→ **STATED EXERCISE**:
Reproduce all entries verbatim, with nothing added or dropped.

********************

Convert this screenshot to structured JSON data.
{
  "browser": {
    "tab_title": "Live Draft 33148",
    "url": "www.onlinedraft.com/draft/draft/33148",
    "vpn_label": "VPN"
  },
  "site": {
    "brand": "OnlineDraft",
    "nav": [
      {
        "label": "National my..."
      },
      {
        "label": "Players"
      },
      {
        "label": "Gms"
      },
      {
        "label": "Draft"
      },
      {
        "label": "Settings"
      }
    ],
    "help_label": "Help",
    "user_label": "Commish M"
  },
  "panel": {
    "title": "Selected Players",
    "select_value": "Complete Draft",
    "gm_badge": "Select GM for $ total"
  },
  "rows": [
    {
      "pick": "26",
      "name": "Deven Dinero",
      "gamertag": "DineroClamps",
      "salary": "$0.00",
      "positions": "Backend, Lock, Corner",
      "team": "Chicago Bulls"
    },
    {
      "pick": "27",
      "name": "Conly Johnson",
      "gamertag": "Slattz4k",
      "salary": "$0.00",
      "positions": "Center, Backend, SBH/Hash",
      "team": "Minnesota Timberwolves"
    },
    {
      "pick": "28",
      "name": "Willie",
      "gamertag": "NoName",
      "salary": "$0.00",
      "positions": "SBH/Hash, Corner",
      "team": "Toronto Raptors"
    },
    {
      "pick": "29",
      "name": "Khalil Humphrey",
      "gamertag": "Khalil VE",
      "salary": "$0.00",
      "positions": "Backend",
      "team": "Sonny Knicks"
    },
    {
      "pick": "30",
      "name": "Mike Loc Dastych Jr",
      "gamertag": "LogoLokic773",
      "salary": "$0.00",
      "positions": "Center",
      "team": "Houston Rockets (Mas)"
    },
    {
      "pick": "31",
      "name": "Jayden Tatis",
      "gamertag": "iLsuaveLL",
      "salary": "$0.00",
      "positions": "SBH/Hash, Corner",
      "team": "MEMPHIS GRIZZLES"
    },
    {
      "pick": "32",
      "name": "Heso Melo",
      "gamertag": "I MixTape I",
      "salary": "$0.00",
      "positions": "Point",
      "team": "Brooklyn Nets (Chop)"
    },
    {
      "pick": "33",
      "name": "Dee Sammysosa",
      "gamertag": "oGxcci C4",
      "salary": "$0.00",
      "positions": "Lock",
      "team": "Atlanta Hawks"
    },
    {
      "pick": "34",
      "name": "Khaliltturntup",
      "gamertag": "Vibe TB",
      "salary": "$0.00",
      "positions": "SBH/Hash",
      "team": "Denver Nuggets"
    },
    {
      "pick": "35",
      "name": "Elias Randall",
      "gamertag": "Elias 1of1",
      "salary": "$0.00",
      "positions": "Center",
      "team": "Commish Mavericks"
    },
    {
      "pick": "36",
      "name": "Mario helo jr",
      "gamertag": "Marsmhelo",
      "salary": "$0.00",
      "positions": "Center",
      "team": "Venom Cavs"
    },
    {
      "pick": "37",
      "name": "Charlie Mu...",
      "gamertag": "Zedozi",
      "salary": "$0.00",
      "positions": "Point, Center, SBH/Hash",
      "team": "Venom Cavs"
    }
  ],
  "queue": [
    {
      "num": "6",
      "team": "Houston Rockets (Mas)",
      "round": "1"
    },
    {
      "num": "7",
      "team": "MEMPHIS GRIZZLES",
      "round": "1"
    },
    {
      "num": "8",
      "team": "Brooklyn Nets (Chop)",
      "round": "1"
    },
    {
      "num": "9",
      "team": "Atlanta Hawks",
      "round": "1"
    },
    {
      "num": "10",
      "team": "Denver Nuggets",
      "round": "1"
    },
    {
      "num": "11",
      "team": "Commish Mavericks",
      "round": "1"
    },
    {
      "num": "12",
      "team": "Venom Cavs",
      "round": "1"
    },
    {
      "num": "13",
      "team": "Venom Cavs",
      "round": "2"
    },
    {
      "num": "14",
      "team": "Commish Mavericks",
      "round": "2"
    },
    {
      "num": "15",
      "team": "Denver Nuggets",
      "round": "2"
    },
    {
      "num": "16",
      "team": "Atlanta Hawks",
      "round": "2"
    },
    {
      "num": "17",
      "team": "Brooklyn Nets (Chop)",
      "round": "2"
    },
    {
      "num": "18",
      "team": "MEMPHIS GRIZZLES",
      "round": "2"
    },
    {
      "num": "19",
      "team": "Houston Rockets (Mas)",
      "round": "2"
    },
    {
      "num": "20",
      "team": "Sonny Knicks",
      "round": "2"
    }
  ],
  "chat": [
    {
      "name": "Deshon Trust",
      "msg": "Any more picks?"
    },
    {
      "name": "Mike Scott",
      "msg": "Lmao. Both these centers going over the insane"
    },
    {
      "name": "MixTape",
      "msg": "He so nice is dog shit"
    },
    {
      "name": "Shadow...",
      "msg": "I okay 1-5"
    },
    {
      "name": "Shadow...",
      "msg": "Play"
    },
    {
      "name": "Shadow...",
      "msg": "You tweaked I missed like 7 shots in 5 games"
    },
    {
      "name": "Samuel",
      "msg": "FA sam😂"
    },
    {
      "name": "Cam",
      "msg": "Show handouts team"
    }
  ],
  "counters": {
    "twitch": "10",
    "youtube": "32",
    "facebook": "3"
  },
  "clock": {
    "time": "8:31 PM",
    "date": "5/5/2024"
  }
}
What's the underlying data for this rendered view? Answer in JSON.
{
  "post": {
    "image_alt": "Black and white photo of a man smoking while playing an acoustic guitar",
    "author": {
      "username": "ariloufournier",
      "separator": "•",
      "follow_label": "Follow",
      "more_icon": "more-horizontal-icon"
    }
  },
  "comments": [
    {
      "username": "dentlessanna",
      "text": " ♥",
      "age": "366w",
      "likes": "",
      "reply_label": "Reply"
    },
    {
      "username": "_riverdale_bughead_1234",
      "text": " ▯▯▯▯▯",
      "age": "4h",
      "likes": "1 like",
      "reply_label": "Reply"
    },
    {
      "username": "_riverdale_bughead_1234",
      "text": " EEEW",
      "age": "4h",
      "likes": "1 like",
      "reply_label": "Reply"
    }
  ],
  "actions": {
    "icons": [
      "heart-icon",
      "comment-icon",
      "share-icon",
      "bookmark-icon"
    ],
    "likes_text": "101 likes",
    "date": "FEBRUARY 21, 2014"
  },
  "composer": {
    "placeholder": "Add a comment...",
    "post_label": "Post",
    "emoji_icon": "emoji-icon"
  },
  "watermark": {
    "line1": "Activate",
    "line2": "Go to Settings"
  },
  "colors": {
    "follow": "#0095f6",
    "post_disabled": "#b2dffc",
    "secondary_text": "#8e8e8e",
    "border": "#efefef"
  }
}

********************

→ **RESPONSE TO THE TASK**:
Convert this screenshot to structured JSON data.
{
  "browser": {
    "tab_title": "Live Draft 33148",
    "url": "www.onlinedraft.com/draft/draft/33148",
    "vpn_label": "VPN"
  },
  "site": {
    "brand": "OnlineDraft",
    "nav": [
      {
        "label": "National my..."
      },
      {
        "label": "Players"
      },
      {
        "label": "Gms"
      },
      {
        "label": "Draft"
      },
      {
        "label": "Settings"
      }
    ],
    "help_label": "Help",
    "user_label": "Commish M"
  },
  "panel": {
    "title": "Selected Players",
    "select_value": "Complete Draft",
    "gm_badge": "Select GM for $ total"
  },
  "rows": [
    {
      "pick": "26",
      "name": "Deven Dinero",
      "gamertag": "DineroClamps",
      "salary": "$0.00",
      "positions": "Backend, Lock, Corner",
      "team": "Chicago Bulls"
    },
    {
      "pick": "27",
      "name": "Conly Johnson",
      "gamertag": "Slattz4k",
      "salary": "$0.00",
      "positions": "Center, Backend, SBH/Hash",
      "team": "Minnesota Timberwolves"
    },
    {
      "pick": "28",
      "name": "Willie",
      "gamertag": "NoName",
      "salary": "$0.00",
      "positions": "SBH/Hash, Corner",
      "team": "Toronto Raptors"
    },
    {
      "pick": "29",
      "name": "Khalil Humphrey",
      "gamertag": "Khalil VE",
      "salary": "$0.00",
      "positions": "Backend",
      "team": "Sonny Knicks"
    },
    {
      "pick": "30",
      "name": "Mike Loc Dastych Jr",
      "gamertag": "LogoLokic773",
      "salary": "$0.00",
      "positions": "Center",
      "team": "Houston Rockets (Mas)"
    },
    {
      "pick": "31",
      "name": "Jayden Tatis",
      "gamertag": "iLsuaveLL",
      "salary": "$0.00",
      "positions": "SBH/Hash, Corner",
      "team": "MEMPHIS GRIZZLES"
    },
    {
      "pick": "32",
      "name": "Heso Melo",
      "gamertag": "I MixTape I",
      "salary": "$0.00",
      "positions": "Point",
      "team": "Brooklyn Nets (Chop)"
    },
    {
      "pick": "33",
      "name": "Dee Sammysosa",
      "gamertag": "oGxcci C4",
      "salary": "$0.00",
      "positions": "Lock",
      "team": "Atlanta Hawks"
    },
    {
      "pick": "34",
      "name": "Khaliltturntup",
      "gamertag": "Vibe TB",
      "salary": "$0.00",
      "positions": "SBH/Hash",
      "team": "Denver Nuggets"
    },
    {
      "pick": "35",
      "name": "Elias Randall",
      "gamertag": "Elias 1of1",
      "salary": "$0.00",
      "positions": "Center",
      "team": "Commish Mavericks"
    },
    {
      "pick": "36",
      "name": "Mario helo jr",
      "gamertag": "Marsmhelo",
      "salary": "$0.00",
      "positions": "Center",
      "team": "Venom Cavs"
    },
    {
      "pick": "37",
      "name": "Charlie Mu...",
      "gamertag": "Zedozi",
      "salary": "$0.00",
      "positions": "Point, Center, SBH/Hash",
      "team": "Venom Cavs"
    }
  ],
  "queue": [
    {
      "num": "6",
      "team": "Houston Rockets (Mas)",
      "round": "1"
    },
    {
      "num": "7",
      "team": "MEMPHIS GRIZZLES",
      "round": "1"
    },
    {
      "num": "8",
      "team": "Brooklyn Nets (Chop)",
      "round": "1"
    },
    {
      "num": "9",
      "team": "Atlanta Hawks",
      "round": "1"
    },
    {
      "num": "10",
      "team": "Denver Nuggets",
      "round": "1"
    },
    {
      "num": "11",
      "team": "Commish Mavericks",
      "round": "1"
    },
    {
      "num": "12",
      "team": "Venom Cavs",
      "round": "1"
    },
    {
      "num": "13",
      "team": "Venom Cavs",
      "round": "2"
    },
    {
      "num": "14",
      "team": "Commish Mavericks",
      "round": "2"
    },
    {
      "num": "15",
      "team": "Denver Nuggets",
      "round": "2"
    },
    {
      "num": "16",
      "team": "Atlanta Hawks",
      "round": "2"
    },
    {
      "num": "17",
      "team": "Brooklyn Nets (Chop)",
      "round": "2"
    },
    {
      "num": "18",
      "team": "MEMPHIS GRIZZLES",
      "round": "2"
    },
    {
      "num": "19",
      "team": "Houston Rockets (Mas)",
      "round": "2"
    },
    {
      "num": "20",
      "team": "Sonny Knicks",
      "round": "2"
    }
  ],
  "chat": [
    {
      "name": "Deshon Trust",
      "msg": "Any more picks?"
    },
    {
      "name": "Mike Scott",
      "msg": "Lmao. Both these centers going over the insane"
    },
    {
      "name": "MixTape",
      "msg": "He so nice is dog shit"
    },
    {
      "name": "Shadow...",
      "msg": "I okay 1-5"
    },
    {
      "name": "Shadow...",
      "msg": "Play"
    },
    {
      "name": "Shadow...",
      "msg": "You tweaked I missed like 7 shots in 5 games"
    },
    {
      "name": "Samuel",
      "msg": "FA sam😂"
    },
    {
      "name": "Cam",
      "msg": "Show handouts team"
    }
  ],
  "counters": {
    "twitch": "10",
    "youtube": "32",
    "facebook": "3"
  },
  "clock": {
    "time": "8:31 PM",
    "date": "5/5/2024"
  }
}
What's the underlying data for this rendered view? Answer in JSON.
{
  "post": {
    "image_alt": "Black and white photo of a man smoking while playing an acoustic guitar",
    "author": {
      "username": "ariloufournier",
      "separator": "•",
      "follow_label": "Follow",
      "more_icon": "more-horizontal-icon"
    }
  },
  "comments": [
    {
      "username": "dentlessanna",
      "text": " ♥",
      "age": "366w",
      "likes": "",
      "reply_label": "Reply"
    },
    {
      "username": "_riverdale_bughead_1234",
      "text": " ▯▯▯▯▯",
      "age": "4h",
      "likes": "1 like",
      "reply_label": "Reply"
    },
    {
      "username": "_riverdale_bughead_1234",
      "text": " EEEW",
      "age": "4h",
      "likes": "1 like",
      "reply_label": "Reply"
    }
  ],
  "actions": {
    "icons": [
      "heart-icon",
      "comment-icon",
      "share-icon",
      "bookmark-icon"
    ],
    "likes_text": "101 likes",
    "date": "FEBRUARY 21, 2014"
  },
  "composer": {
    "placeholder": "Add a comment...",
    "post_label": "Post",
    "emoji_icon": "emoji-icon"
  },
  "watermark": {
    "line1": "Activate",
    "line2": "Go to Settings"
  },
  "colors": {
    "follow": "#0095f6",
    "post_disabled": "#b2dffc",
    "secondary_text": "#8e8e8e",
    "border": "#efefef"
  }
}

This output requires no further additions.